• **Exercise brief**
Look through the lines below and extract any with the word "الأكبر".

• **Task material**
--- START ---
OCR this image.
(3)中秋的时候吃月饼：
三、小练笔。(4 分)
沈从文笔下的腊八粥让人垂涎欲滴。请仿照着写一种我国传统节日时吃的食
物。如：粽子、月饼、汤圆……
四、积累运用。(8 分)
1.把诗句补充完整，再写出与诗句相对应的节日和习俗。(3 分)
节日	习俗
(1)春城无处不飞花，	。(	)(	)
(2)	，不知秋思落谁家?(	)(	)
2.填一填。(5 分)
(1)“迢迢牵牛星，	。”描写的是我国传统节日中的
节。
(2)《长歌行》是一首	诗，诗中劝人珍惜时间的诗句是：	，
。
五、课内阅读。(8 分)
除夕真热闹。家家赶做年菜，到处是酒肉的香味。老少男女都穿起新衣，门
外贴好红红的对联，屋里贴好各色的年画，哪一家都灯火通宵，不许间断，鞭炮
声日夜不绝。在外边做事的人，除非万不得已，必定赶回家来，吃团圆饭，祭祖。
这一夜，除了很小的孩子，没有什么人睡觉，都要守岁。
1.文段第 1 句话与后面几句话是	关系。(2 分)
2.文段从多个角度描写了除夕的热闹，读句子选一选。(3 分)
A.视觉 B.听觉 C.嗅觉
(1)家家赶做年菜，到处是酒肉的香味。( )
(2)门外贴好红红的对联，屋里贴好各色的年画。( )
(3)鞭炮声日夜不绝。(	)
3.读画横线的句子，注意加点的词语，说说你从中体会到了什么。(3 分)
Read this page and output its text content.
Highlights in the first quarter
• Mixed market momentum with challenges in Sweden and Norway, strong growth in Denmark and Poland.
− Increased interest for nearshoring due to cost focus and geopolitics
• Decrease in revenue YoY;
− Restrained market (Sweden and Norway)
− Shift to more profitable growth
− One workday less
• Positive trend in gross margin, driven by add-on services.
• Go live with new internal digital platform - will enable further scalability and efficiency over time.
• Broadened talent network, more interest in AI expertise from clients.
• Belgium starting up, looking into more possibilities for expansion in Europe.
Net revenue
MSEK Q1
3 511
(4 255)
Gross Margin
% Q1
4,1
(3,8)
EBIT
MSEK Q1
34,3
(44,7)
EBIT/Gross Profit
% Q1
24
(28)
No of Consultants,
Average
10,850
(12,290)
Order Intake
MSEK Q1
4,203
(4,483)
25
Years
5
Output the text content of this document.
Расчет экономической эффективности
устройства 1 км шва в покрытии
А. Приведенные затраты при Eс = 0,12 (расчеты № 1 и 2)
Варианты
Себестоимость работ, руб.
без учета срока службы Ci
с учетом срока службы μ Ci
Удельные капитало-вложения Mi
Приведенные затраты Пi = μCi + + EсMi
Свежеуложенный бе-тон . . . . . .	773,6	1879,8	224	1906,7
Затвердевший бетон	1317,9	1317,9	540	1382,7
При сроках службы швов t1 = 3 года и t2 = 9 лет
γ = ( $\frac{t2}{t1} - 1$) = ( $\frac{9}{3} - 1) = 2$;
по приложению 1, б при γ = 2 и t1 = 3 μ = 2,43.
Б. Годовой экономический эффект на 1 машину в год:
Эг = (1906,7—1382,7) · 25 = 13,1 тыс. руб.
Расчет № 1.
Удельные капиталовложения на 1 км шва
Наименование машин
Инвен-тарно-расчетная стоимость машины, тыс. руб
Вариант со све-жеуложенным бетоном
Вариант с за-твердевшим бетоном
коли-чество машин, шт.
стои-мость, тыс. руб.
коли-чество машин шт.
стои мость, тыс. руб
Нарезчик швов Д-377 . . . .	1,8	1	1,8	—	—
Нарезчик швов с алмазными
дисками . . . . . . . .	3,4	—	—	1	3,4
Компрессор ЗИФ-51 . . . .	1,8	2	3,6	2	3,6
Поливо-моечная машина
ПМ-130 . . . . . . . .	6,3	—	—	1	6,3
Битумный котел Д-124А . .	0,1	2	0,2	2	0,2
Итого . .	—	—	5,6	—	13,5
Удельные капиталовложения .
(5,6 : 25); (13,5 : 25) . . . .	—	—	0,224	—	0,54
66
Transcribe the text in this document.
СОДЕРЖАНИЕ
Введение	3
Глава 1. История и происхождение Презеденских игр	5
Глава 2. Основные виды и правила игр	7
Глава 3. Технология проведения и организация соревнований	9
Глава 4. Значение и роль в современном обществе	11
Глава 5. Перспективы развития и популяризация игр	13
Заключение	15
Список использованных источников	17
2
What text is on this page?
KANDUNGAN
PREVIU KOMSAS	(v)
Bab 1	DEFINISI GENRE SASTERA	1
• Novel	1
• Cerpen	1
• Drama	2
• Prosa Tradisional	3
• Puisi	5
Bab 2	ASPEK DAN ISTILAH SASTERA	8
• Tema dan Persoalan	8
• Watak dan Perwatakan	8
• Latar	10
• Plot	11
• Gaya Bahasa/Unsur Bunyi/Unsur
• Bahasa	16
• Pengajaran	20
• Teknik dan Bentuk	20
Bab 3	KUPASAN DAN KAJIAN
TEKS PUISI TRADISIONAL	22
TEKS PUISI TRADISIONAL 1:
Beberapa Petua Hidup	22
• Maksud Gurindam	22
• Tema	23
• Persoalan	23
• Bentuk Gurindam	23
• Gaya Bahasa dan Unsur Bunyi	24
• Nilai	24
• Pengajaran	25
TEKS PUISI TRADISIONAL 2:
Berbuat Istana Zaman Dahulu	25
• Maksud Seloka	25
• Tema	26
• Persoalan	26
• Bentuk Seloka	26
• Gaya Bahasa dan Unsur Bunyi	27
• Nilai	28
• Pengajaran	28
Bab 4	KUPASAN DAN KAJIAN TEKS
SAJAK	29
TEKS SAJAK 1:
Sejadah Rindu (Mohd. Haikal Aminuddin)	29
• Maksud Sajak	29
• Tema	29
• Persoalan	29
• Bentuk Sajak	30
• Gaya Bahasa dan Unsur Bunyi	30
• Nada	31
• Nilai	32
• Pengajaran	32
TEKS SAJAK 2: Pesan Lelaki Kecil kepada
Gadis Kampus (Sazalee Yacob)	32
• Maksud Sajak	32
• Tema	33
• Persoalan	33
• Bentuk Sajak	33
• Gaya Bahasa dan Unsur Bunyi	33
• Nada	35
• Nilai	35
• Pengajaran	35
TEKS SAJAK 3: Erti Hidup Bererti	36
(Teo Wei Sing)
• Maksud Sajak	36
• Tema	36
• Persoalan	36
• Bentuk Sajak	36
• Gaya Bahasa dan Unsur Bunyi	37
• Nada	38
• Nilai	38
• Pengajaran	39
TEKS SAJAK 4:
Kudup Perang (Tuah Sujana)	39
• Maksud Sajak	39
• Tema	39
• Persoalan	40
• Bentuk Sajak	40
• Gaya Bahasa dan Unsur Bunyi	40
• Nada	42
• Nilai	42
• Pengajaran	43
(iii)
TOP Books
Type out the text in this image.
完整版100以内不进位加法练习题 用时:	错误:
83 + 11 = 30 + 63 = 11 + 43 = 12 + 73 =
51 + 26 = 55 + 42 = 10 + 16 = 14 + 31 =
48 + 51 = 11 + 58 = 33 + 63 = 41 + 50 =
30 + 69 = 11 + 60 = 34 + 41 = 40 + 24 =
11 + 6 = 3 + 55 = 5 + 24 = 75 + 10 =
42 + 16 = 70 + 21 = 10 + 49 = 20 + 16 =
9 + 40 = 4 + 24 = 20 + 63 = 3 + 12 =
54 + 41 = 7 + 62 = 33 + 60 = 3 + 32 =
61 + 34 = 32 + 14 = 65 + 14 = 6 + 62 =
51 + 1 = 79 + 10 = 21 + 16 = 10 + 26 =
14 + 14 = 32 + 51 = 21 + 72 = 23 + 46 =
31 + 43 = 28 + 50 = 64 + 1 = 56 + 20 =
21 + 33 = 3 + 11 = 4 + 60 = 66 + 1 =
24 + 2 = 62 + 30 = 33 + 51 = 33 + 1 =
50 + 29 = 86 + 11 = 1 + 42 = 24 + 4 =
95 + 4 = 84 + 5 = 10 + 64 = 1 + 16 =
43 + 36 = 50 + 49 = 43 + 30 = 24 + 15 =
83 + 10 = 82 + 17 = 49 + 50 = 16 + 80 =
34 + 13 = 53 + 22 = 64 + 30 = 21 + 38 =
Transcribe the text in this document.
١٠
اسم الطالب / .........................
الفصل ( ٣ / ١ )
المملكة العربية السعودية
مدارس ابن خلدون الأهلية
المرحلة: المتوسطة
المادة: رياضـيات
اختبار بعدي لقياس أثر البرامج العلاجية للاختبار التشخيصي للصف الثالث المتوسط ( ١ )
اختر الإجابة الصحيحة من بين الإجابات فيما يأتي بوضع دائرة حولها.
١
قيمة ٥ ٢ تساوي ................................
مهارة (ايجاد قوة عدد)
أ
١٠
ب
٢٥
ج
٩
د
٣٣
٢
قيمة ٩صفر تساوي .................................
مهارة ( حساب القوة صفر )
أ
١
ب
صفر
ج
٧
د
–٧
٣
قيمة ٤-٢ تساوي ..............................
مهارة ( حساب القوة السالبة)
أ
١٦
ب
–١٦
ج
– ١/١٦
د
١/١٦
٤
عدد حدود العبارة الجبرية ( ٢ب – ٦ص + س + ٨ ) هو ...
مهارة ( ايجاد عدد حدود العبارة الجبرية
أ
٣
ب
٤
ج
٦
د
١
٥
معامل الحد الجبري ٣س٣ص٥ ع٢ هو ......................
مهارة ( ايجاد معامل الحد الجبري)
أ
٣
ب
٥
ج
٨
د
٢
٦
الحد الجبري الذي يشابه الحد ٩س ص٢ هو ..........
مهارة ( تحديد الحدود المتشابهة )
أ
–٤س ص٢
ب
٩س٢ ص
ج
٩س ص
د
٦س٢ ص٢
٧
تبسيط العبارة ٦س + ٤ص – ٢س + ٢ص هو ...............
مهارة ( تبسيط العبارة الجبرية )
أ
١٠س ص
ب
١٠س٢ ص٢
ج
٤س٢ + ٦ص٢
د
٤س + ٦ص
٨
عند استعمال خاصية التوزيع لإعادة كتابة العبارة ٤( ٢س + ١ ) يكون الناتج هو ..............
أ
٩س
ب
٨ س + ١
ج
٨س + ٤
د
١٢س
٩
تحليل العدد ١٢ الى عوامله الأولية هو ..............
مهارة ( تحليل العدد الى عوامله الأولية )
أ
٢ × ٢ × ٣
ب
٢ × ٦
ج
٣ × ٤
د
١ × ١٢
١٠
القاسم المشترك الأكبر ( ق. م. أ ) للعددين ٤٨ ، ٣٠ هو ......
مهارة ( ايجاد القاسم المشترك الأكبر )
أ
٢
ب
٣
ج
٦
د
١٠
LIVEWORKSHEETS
--- END ---
• **Exercise result**
القاسم المشترك الأكبر ( ق. م. أ ) للعددين ٤٨ ، ٣٠ هو ......
مهارة ( ايجاد القاسم المشترك الأكبر )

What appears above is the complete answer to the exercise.